* [Directive]:
Every line that holds the string "emoji" is to be identified and copied.

* [Material for this exercise]:
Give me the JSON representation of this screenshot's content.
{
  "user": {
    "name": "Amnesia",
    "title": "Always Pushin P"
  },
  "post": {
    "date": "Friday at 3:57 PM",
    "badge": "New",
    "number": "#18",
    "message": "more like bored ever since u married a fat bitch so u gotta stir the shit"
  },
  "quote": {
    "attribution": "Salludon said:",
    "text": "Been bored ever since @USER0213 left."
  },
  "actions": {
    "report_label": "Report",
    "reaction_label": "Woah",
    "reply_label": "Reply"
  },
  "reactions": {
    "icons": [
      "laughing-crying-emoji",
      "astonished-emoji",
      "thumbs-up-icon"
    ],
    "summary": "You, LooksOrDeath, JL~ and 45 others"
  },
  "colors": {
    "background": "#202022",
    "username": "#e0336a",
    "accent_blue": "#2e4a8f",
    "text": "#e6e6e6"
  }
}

* [Full output]:
      "laughing-crying-emoji",
      "astonished-emoji",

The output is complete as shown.